[A block of data]

* Begin *

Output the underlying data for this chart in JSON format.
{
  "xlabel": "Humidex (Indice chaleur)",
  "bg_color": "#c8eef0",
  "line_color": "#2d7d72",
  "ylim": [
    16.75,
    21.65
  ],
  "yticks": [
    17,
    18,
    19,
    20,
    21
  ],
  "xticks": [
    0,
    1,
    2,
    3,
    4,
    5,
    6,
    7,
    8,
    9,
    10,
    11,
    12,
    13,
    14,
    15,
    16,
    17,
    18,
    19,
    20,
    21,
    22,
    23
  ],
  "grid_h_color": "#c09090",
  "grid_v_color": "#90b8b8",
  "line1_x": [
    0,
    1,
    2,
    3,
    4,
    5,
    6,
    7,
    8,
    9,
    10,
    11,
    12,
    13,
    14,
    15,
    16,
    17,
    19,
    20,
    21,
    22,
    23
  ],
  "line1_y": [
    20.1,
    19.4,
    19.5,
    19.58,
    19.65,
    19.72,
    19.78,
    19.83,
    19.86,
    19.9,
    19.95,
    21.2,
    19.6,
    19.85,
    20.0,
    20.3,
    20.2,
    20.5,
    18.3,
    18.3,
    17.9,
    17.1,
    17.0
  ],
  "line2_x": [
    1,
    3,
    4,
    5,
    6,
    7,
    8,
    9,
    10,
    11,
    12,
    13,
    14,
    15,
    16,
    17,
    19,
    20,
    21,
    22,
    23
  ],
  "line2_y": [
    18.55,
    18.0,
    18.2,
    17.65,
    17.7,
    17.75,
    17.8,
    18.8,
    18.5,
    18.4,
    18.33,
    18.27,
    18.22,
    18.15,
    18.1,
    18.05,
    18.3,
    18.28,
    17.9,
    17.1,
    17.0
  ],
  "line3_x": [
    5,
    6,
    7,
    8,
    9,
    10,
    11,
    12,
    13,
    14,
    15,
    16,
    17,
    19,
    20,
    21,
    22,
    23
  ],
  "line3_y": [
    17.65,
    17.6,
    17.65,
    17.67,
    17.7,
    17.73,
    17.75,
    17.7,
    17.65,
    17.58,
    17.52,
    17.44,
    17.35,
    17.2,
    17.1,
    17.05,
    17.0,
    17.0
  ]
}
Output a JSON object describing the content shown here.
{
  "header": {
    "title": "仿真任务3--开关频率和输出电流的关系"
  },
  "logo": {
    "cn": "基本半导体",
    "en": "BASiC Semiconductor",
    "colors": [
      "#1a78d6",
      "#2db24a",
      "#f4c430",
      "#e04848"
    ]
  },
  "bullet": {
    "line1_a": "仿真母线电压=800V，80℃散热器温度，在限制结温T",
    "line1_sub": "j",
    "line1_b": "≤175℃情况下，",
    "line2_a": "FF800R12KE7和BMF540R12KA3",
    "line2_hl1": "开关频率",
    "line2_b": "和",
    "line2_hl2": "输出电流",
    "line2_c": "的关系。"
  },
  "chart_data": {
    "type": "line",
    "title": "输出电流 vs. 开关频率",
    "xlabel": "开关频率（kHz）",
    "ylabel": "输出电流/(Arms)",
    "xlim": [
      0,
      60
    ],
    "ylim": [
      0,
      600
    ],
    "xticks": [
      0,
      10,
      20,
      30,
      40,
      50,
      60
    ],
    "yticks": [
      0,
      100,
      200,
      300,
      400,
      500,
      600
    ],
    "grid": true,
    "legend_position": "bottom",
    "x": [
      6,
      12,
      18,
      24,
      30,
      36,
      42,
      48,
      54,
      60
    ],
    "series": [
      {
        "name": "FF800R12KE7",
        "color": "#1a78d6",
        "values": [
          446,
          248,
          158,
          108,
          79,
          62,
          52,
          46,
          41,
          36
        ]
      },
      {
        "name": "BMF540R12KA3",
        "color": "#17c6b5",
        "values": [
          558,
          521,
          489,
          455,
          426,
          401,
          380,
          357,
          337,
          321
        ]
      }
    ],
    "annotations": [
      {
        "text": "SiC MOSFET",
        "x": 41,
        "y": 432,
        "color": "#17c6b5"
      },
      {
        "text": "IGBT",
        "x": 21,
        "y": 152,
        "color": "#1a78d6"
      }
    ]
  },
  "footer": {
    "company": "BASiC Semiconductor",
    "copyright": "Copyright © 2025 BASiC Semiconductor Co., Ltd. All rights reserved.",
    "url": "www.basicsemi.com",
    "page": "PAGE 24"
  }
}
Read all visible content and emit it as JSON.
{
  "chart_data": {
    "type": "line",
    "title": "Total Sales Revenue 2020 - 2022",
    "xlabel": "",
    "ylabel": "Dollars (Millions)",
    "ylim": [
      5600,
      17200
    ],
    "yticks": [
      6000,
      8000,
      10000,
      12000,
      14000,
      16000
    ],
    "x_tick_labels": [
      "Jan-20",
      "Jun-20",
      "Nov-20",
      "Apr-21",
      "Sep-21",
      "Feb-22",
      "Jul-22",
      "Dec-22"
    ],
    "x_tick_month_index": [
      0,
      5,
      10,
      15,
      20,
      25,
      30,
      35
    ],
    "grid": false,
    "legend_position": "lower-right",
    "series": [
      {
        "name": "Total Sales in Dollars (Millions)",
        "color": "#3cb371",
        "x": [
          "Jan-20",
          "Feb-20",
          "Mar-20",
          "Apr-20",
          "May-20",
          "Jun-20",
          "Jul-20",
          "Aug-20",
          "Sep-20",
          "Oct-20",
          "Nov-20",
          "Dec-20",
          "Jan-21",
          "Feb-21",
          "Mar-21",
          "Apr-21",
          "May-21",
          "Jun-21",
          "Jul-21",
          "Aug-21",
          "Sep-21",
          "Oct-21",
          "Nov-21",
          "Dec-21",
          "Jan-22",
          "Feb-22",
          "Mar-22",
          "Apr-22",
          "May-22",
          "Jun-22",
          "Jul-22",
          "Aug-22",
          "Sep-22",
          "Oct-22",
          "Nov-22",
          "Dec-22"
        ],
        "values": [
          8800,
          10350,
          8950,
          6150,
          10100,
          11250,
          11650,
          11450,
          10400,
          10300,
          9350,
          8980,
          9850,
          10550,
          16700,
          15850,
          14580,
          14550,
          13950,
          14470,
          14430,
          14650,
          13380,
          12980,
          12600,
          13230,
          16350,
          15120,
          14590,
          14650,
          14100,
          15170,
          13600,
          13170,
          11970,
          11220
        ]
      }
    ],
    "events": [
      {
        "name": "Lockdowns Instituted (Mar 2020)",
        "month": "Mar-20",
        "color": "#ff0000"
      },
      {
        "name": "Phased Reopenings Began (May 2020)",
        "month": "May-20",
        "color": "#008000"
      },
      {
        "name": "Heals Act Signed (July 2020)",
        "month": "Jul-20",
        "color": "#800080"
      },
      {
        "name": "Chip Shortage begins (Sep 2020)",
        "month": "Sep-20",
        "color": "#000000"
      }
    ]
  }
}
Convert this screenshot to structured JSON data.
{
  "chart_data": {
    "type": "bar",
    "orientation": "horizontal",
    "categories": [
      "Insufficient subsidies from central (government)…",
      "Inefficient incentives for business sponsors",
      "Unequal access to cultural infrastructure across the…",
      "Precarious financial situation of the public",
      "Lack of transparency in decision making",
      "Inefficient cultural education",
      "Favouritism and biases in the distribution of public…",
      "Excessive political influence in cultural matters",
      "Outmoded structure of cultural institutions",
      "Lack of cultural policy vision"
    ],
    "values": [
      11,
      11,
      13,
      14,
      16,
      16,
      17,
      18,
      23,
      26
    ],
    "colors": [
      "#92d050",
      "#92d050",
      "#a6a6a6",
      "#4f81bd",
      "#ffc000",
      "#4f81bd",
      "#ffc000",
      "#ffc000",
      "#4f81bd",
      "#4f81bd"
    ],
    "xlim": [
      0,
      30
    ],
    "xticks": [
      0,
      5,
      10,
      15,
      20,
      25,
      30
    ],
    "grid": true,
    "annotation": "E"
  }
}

* End *

§ **TASK GOAL**:
Quote the entire listing above exactly.

§ **OUTPUT BELOW**:
Output the underlying data for this chart in JSON format.
{
  "xlabel": "Humidex (Indice chaleur)",
  "bg_color": "#c8eef0",
  "line_color": "#2d7d72",
  "ylim": [
    16.75,
    21.65
  ],
  "yticks": [
    17,
    18,
    19,
    20,
    21
  ],
  "xticks": [
    0,
    1,
    2,
    3,
    4,
    5,
    6,
    7,
    8,
    9,
    10,
    11,
    12,
    13,
    14,
    15,
    16,
    17,
    18,
    19,
    20,
    21,
    22,
    23
  ],
  "grid_h_color": "#c09090",
  "grid_v_color": "#90b8b8",
  "line1_x": [
    0,
    1,
    2,
    3,
    4,
    5,
    6,
    7,
    8,
    9,
    10,
    11,
    12,
    13,
    14,
    15,
    16,
    17,
    19,
    20,
    21,
    22,
    23
  ],
  "line1_y": [
    20.1,
    19.4,
    19.5,
    19.58,
    19.65,
    19.72,
    19.78,
    19.83,
    19.86,
    19.9,
    19.95,
    21.2,
    19.6,
    19.85,
    20.0,
    20.3,
    20.2,
    20.5,
    18.3,
    18.3,
    17.9,
    17.1,
    17.0
  ],
  "line2_x": [
    1,
    3,
    4,
    5,
    6,
    7,
    8,
    9,
    10,
    11,
    12,
    13,
    14,
    15,
    16,
    17,
    19,
    20,
    21,
    22,
    23
  ],
  "line2_y": [
    18.55,
    18.0,
    18.2,
    17.65,
    17.7,
    17.75,
    17.8,
    18.8,
    18.5,
    18.4,
    18.33,
    18.27,
    18.22,
    18.15,
    18.1,
    18.05,
    18.3,
    18.28,
    17.9,
    17.1,
    17.0
  ],
  "line3_x": [
    5,
    6,
    7,
    8,
    9,
    10,
    11,
    12,
    13,
    14,
    15,
    16,
    17,
    19,
    20,
    21,
    22,
    23
  ],
  "line3_y": [
    17.65,
    17.6,
    17.65,
    17.67,
    17.7,
    17.73,
    17.75,
    17.7,
    17.65,
    17.58,
    17.52,
    17.44,
    17.35,
    17.2,
    17.1,
    17.05,
    17.0,
    17.0
  ]
}
Output a JSON object describing the content shown here.
{
  "header": {
    "title": "仿真任务3--开关频率和输出电流的关系"
  },
  "logo": {
    "cn": "基本半导体",
    "en": "BASiC Semiconductor",
    "colors": [
      "#1a78d6",
      "#2db24a",
      "#f4c430",
      "#e04848"
    ]
  },
  "bullet": {
    "line1_a": "仿真母线电压=800V，80℃散热器温度，在限制结温T",
    "line1_sub": "j",
    "line1_b": "≤175℃情况下，",
    "line2_a": "FF800R12KE7和BMF540R12KA3",
    "line2_hl1": "开关频率",
    "line2_b": "和",
    "line2_hl2": "输出电流",
    "line2_c": "的关系。"
  },
  "chart_data": {
    "type": "line",
    "title": "输出电流 vs. 开关频率",
    "xlabel": "开关频率（kHz）",
    "ylabel": "输出电流/(Arms)",
    "xlim": [
      0,
      60
    ],
    "ylim": [
      0,
      600
    ],
    "xticks": [
      0,
      10,
      20,
      30,
      40,
      50,
      60
    ],
    "yticks": [
      0,
      100,
      200,
      300,
      400,
      500,
      600
    ],
    "grid": true,
    "legend_position": "bottom",
    "x": [
      6,
      12,
      18,
      24,
      30,
      36,
      42,
      48,
      54,
      60
    ],
    "series": [
      {
        "name": "FF800R12KE7",
        "color": "#1a78d6",
        "values": [
          446,
          248,
          158,
          108,
          79,
          62,
          52,
          46,
          41,
          36
        ]
      },
      {
        "name": "BMF540R12KA3",
        "color": "#17c6b5",
        "values": [
          558,
          521,
          489,
          455,
          426,
          401,
          380,
          357,
          337,
          321
        ]
      }
    ],
    "annotations": [
      {
        "text": "SiC MOSFET",
        "x": 41,
        "y": 432,
        "color": "#17c6b5"
      },
      {
        "text": "IGBT",
        "x": 21,
        "y": 152,
        "color": "#1a78d6"
      }
    ]
  },
  "footer": {
    "company": "BASiC Semiconductor",
    "copyright": "Copyright © 2025 BASiC Semiconductor Co., Ltd. All rights reserved.",
    "url": "www.basicsemi.com",
    "page": "PAGE 24"
  }
}
Read all visible content and emit it as JSON.
{
  "chart_data": {
    "type": "line",
    "title": "Total Sales Revenue 2020 - 2022",
    "xlabel": "",
    "ylabel": "Dollars (Millions)",
    "ylim": [
      5600,
      17200
    ],
    "yticks": [
      6000,
      8000,
      10000,
      12000,
      14000,
      16000
    ],
    "x_tick_labels": [
      "Jan-20",
      "Jun-20",
      "Nov-20",
      "Apr-21",
      "Sep-21",
      "Feb-22",
      "Jul-22",
      "Dec-22"
    ],
    "x_tick_month_index": [
      0,
      5,
      10,
      15,
      20,
      25,
      30,
      35
    ],
    "grid": false,
    "legend_position": "lower-right",
    "series": [
      {
        "name": "Total Sales in Dollars (Millions)",
        "color": "#3cb371",
        "x": [
          "Jan-20",
          "Feb-20",
          "Mar-20",
          "Apr-20",
          "May-20",
          "Jun-20",
          "Jul-20",
          "Aug-20",
          "Sep-20",
          "Oct-20",
          "Nov-20",
          "Dec-20",
          "Jan-21",
          "Feb-21",
          "Mar-21",
          "Apr-21",
          "May-21",
          "Jun-21",
          "Jul-21",
          "Aug-21",
          "Sep-21",
          "Oct-21",
          "Nov-21",
          "Dec-21",
          "Jan-22",
          "Feb-22",
          "Mar-22",
          "Apr-22",
          "May-22",
          "Jun-22",
          "Jul-22",
          "Aug-22",
          "Sep-22",
          "Oct-22",
          "Nov-22",
          "Dec-22"
        ],
        "values": [
          8800,
          10350,
          8950,
          6150,
          10100,
          11250,
          11650,
          11450,
          10400,
          10300,
          9350,
          8980,
          9850,
          10550,
          16700,
          15850,
          14580,
          14550,
          13950,
          14470,
          14430,
          14650,
          13380,
          12980,
          12600,
          13230,
          16350,
          15120,
          14590,
          14650,
          14100,
          15170,
          13600,
          13170,
          11970,
          11220
        ]
      }
    ],
    "events": [
      {
        "name": "Lockdowns Instituted (Mar 2020)",
        "month": "Mar-20",
        "color": "#ff0000"
      },
      {
        "name": "Phased Reopenings Began (May 2020)",
        "month": "May-20",
        "color": "#008000"
      },
      {
        "name": "Heals Act Signed (July 2020)",
        "month": "Jul-20",
        "color": "#800080"
      },
      {
        "name": "Chip Shortage begins (Sep 2020)",
        "month": "Sep-20",
        "color": "#000000"
      }
    ]
  }
}
Convert this screenshot to structured JSON data.
{
  "chart_data": {
    "type": "bar",
    "orientation": "horizontal",
    "categories": [
      "Insufficient subsidies from central (government)…",
      "Inefficient incentives for business sponsors",
      "Unequal access to cultural infrastructure across the…",
      "Precarious financial situation of the public",
      "Lack of transparency in decision making",
      "Inefficient cultural education",
      "Favouritism and biases in the distribution of public…",
      "Excessive political influence in cultural matters",
      "Outmoded structure of cultural institutions",
      "Lack of cultural policy vision"
    ],
    "values": [
      11,
      11,
      13,
      14,
      16,
      16,
      17,
      18,
      23,
      26
    ],
    "colors": [
      "#92d050",
      "#92d050",
      "#a6a6a6",
      "#4f81bd",
      "#ffc000",
      "#4f81bd",
      "#ffc000",
      "#ffc000",
      "#4f81bd",
      "#4f81bd"
    ],
    "xlim": [
      0,
      30
    ],
    "xticks": [
      0,
      5,
      10,
      15,
      20,
      25,
      30
    ],
    "grid": true,
    "annotation": "E"
  }
}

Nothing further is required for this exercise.